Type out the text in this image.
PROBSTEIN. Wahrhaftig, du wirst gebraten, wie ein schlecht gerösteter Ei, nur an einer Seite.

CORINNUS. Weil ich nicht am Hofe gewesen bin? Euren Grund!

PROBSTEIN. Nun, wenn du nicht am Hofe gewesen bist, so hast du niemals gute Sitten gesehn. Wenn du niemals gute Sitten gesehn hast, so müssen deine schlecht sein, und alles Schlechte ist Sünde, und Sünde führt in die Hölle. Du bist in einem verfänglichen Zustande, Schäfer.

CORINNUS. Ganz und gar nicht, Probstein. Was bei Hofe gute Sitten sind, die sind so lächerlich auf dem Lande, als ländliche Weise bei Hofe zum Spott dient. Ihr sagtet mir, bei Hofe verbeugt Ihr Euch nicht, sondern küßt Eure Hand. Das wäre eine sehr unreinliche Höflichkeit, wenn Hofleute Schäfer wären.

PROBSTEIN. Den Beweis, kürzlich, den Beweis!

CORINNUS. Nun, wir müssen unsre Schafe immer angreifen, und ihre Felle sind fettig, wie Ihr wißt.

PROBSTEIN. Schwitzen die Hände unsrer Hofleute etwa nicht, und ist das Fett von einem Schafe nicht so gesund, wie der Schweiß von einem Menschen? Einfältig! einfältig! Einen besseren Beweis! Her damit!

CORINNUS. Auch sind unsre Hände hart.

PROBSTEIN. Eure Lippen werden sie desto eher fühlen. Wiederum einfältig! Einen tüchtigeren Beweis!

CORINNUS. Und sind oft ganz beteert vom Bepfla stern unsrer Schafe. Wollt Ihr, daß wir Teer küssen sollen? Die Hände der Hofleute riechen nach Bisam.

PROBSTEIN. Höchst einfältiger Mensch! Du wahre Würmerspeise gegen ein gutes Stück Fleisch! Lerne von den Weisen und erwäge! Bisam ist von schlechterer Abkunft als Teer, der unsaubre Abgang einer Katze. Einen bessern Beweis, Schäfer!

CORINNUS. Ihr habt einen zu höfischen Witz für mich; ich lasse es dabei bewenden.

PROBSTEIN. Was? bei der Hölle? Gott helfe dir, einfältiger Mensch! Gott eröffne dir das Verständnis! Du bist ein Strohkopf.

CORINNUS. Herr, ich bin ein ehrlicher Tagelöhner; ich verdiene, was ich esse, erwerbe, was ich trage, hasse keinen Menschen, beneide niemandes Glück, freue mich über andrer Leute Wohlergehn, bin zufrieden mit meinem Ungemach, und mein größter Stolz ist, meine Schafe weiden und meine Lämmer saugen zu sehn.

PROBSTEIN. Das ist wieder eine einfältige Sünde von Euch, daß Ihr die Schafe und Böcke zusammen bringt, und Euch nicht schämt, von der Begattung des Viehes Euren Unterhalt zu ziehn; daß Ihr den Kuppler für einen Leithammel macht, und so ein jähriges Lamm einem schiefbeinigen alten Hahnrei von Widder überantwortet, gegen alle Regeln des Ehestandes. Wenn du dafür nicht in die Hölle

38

——

Exercise prompt
Extract all of the data above and output it character for character.

Correct result
Type out the text in this image.
PROBSTEIN. Wahrhaftig, du wirst gebraten, wie ein schlecht gerösteter Ei, nur an einer Seite.

CORINNUS. Weil ich nicht am Hofe gewesen bin? Euren Grund!

PROBSTEIN. Nun, wenn du nicht am Hofe gewesen bist, so hast du niemals gute Sitten gesehn. Wenn du niemals gute Sitten gesehn hast, so müssen deine schlecht sein, und alles Schlechte ist Sünde, und Sünde führt in die Hölle. Du bist in einem verfänglichen Zustande, Schäfer.

CORINNUS. Ganz und gar nicht, Probstein. Was bei Hofe gute Sitten sind, die sind so lächerlich auf dem Lande, als ländliche Weise bei Hofe zum Spott dient. Ihr sagtet mir, bei Hofe verbeugt Ihr Euch nicht, sondern küßt Eure Hand. Das wäre eine sehr unreinliche Höflichkeit, wenn Hofleute Schäfer wären.

PROBSTEIN. Den Beweis, kürzlich, den Beweis!

CORINNUS. Nun, wir müssen unsre Schafe immer angreifen, und ihre Felle sind fettig, wie Ihr wißt.

PROBSTEIN. Schwitzen die Hände unsrer Hofleute etwa nicht, und ist das Fett von einem Schafe nicht so gesund, wie der Schweiß von einem Menschen? Einfältig! einfältig! Einen besseren Beweis! Her damit!

CORINNUS. Auch sind unsre Hände hart.

PROBSTEIN. Eure Lippen werden sie desto eher fühlen. Wiederum einfältig! Einen tüchtigeren Beweis!

CORINNUS. Und sind oft ganz beteert vom Bepfla stern unsrer Schafe. Wollt Ihr, daß wir Teer küssen sollen? Die Hände der Hofleute riechen nach Bisam.

PROBSTEIN. Höchst einfältiger Mensch! Du wahre Würmerspeise gegen ein gutes Stück Fleisch! Lerne von den Weisen und erwäge! Bisam ist von schlechterer Abkunft als Teer, der unsaubre Abgang einer Katze. Einen bessern Beweis, Schäfer!

CORINNUS. Ihr habt einen zu höfischen Witz für mich; ich lasse es dabei bewenden.

PROBSTEIN. Was? bei der Hölle? Gott helfe dir, einfältiger Mensch! Gott eröffne dir das Verständnis! Du bist ein Strohkopf.

CORINNUS. Herr, ich bin ein ehrlicher Tagelöhner; ich verdiene, was ich esse, erwerbe, was ich trage, hasse keinen Menschen, beneide niemandes Glück, freue mich über andrer Leute Wohlergehn, bin zufrieden mit meinem Ungemach, und mein größter Stolz ist, meine Schafe weiden und meine Lämmer saugen zu sehn.

PROBSTEIN. Das ist wieder eine einfältige Sünde von Euch, daß Ihr die Schafe und Böcke zusammen bringt, und Euch nicht schämt, von der Begattung des Viehes Euren Unterhalt zu ziehn; daß Ihr den Kuppler für einen Leithammel macht, und so ein jähriges Lamm einem schiefbeinigen alten Hahnrei von Widder überantwortet, gegen alle Regeln des Ehestandes. Wenn du dafür nicht in die Hölle

38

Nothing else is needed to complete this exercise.